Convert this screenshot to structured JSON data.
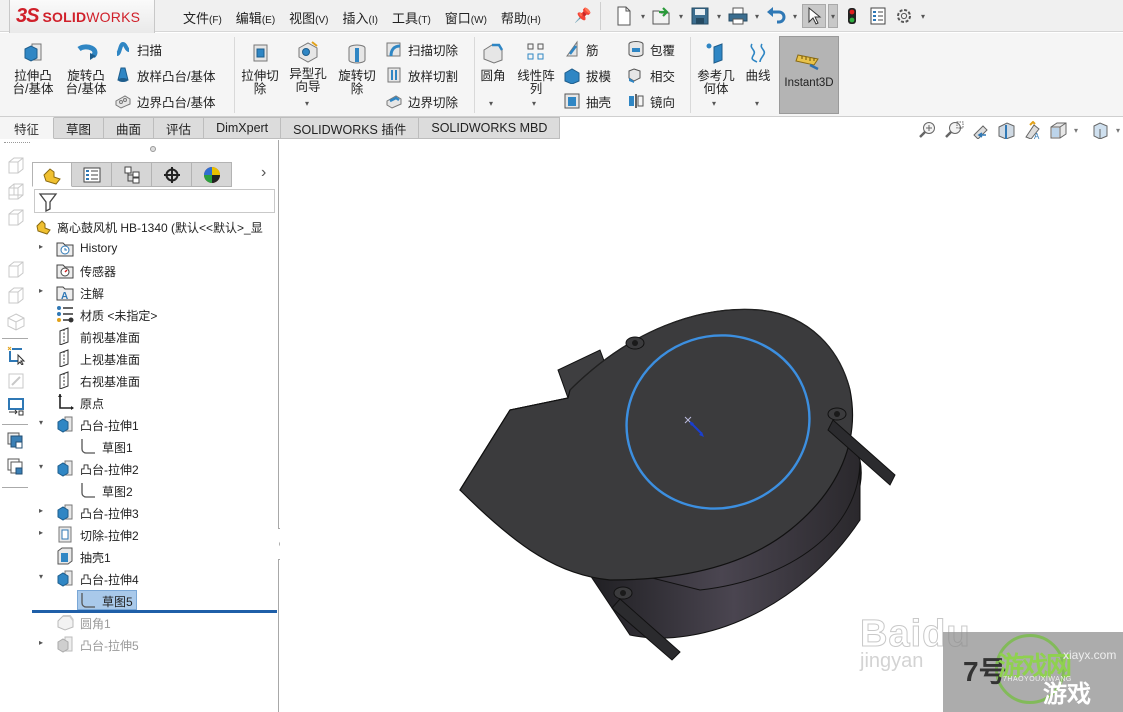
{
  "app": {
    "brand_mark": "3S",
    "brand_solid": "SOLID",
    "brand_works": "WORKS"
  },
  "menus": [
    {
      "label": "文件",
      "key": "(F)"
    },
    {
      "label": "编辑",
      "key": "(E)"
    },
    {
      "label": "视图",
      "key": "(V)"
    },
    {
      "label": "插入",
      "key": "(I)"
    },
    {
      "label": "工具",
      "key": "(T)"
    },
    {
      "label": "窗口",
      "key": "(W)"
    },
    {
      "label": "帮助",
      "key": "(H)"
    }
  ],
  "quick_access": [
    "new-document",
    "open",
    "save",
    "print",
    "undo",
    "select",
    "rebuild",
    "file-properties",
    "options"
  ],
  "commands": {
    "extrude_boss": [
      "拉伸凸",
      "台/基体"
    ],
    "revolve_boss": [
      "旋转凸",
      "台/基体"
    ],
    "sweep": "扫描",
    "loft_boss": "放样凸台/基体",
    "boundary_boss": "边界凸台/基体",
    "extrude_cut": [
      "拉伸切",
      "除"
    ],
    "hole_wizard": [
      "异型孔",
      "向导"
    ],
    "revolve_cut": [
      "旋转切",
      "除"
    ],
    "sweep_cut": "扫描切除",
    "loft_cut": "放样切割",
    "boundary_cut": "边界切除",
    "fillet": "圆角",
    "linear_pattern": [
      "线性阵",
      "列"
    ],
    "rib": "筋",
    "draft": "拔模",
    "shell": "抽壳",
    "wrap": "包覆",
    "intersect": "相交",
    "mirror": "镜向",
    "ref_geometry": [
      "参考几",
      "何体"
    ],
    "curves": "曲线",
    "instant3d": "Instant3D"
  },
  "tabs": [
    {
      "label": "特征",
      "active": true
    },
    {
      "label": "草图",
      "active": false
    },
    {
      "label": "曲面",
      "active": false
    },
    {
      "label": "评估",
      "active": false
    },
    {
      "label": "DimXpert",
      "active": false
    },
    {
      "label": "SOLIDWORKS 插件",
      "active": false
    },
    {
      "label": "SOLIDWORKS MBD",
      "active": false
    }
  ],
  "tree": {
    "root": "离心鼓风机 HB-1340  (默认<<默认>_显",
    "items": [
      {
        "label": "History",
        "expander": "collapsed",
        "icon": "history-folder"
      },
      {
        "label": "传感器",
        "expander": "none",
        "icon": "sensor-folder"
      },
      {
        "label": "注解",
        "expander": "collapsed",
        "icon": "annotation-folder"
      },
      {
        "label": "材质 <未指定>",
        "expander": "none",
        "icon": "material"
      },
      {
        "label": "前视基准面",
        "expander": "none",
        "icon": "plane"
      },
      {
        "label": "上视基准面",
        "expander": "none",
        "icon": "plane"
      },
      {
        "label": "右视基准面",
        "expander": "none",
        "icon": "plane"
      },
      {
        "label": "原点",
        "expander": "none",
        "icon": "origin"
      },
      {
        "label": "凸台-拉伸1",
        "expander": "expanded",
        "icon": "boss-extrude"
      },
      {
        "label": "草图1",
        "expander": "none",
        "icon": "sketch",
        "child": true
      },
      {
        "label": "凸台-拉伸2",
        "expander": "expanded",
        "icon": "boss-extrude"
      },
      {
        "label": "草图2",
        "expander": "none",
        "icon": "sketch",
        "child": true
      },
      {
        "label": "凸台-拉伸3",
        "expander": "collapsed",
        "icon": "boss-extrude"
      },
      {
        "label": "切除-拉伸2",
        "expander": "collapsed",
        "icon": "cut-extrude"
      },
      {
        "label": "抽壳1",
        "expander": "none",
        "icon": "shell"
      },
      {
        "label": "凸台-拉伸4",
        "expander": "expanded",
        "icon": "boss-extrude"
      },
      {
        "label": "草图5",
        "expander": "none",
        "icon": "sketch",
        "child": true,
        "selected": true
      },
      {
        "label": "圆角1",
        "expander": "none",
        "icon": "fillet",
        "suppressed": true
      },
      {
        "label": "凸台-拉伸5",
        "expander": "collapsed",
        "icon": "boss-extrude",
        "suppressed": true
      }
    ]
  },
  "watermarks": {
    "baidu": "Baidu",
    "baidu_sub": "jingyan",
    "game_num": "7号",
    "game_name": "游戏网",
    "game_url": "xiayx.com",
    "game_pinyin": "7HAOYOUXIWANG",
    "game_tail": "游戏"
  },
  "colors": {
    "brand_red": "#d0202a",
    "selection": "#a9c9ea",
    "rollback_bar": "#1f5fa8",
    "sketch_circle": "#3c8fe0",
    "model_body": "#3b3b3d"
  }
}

Challenge = Set the entries down again exactly. Do not include the images.

Written response =
Convert this screenshot to structured JSON data.
{
  "app": {
    "brand_mark": "3S",
    "brand_solid": "SOLID",
    "brand_works": "WORKS"
  },
  "menus": [
    {
      "label": "文件",
      "key": "(F)"
    },
    {
      "label": "编辑",
      "key": "(E)"
    },
    {
      "label": "视图",
      "key": "(V)"
    },
    {
      "label": "插入",
      "key": "(I)"
    },
    {
      "label": "工具",
      "key": "(T)"
    },
    {
      "label": "窗口",
      "key": "(W)"
    },
    {
      "label": "帮助",
      "key": "(H)"
    }
  ],
  "quick_access": [
    "new-document",
    "open",
    "save",
    "print",
    "undo",
    "select",
    "rebuild",
    "file-properties",
    "options"
  ],
  "commands": {
    "extrude_boss": [
      "拉伸凸",
      "台/基体"
    ],
    "revolve_boss": [
      "旋转凸",
      "台/基体"
    ],
    "sweep": "扫描",
    "loft_boss": "放样凸台/基体",
    "boundary_boss": "边界凸台/基体",
    "extrude_cut": [
      "拉伸切",
      "除"
    ],
    "hole_wizard": [
      "异型孔",
      "向导"
    ],
    "revolve_cut": [
      "旋转切",
      "除"
    ],
    "sweep_cut": "扫描切除",
    "loft_cut": "放样切割",
    "boundary_cut": "边界切除",
    "fillet": "圆角",
    "linear_pattern": [
      "线性阵",
      "列"
    ],
    "rib": "筋",
    "draft": "拔模",
    "shell": "抽壳",
    "wrap": "包覆",
    "intersect": "相交",
    "mirror": "镜向",
    "ref_geometry": [
      "参考几",
      "何体"
    ],
    "curves": "曲线",
    "instant3d": "Instant3D"
  },
  "tabs": [
    {
      "label": "特征",
      "active": true
    },
    {
      "label": "草图",
      "active": false
    },
    {
      "label": "曲面",
      "active": false
    },
    {
      "label": "评估",
      "active": false
    },
    {
      "label": "DimXpert",
      "active": false
    },
    {
      "label": "SOLIDWORKS 插件",
      "active": false
    },
    {
      "label": "SOLIDWORKS MBD",
      "active": false
    }
  ],
  "tree": {
    "root": "离心鼓风机 HB-1340  (默认<<默认>_显",
    "items": [
      {
        "label": "History",
        "expander": "collapsed",
        "icon": "history-folder"
      },
      {
        "label": "传感器",
        "expander": "none",
        "icon": "sensor-folder"
      },
      {
        "label": "注解",
        "expander": "collapsed",
        "icon": "annotation-folder"
      },
      {
        "label": "材质 <未指定>",
        "expander": "none",
        "icon": "material"
      },
      {
        "label": "前视基准面",
        "expander": "none",
        "icon": "plane"
      },
      {
        "label": "上视基准面",
        "expander": "none",
        "icon": "plane"
      },
      {
        "label": "右视基准面",
        "expander": "none",
        "icon": "plane"
      },
      {
        "label": "原点",
        "expander": "none",
        "icon": "origin"
      },
      {
        "label": "凸台-拉伸1",
        "expander": "expanded",
        "icon": "boss-extrude"
      },
      {
        "label": "草图1",
        "expander": "none",
        "icon": "sketch",
        "child": true
      },
      {
        "label": "凸台-拉伸2",
        "expander": "expanded",
        "icon": "boss-extrude"
      },
      {
        "label": "草图2",
        "expander": "none",
        "icon": "sketch",
        "child": true
      },
      {
        "label": "凸台-拉伸3",
        "expander": "collapsed",
        "icon": "boss-extrude"
      },
      {
        "label": "切除-拉伸2",
        "expander": "collapsed",
        "icon": "cut-extrude"
      },
      {
        "label": "抽壳1",
        "expander": "none",
        "icon": "shell"
      },
      {
        "label": "凸台-拉伸4",
        "expander": "expanded",
        "icon": "boss-extrude"
      },
      {
        "label": "草图5",
        "expander": "none",
        "icon": "sketch",
        "child": true,
        "selected": true
      },
      {
        "label": "圆角1",
        "expander": "none",
        "icon": "fillet",
        "suppressed": true
      },
      {
        "label": "凸台-拉伸5",
        "expander": "collapsed",
        "icon": "boss-extrude",
        "suppressed": true
      }
    ]
  },
  "watermarks": {
    "baidu": "Baidu",
    "baidu_sub": "jingyan",
    "game_num": "7号",
    "game_name": "游戏网",
    "game_url": "xiayx.com",
    "game_pinyin": "7HAOYOUXIWANG",
    "game_tail": "游戏"
  },
  "colors": {
    "brand_red": "#d0202a",
    "selection": "#a9c9ea",
    "rollback_bar": "#1f5fa8",
    "sketch_circle": "#3c8fe0",
    "model_body": "#3b3b3d"
  }
}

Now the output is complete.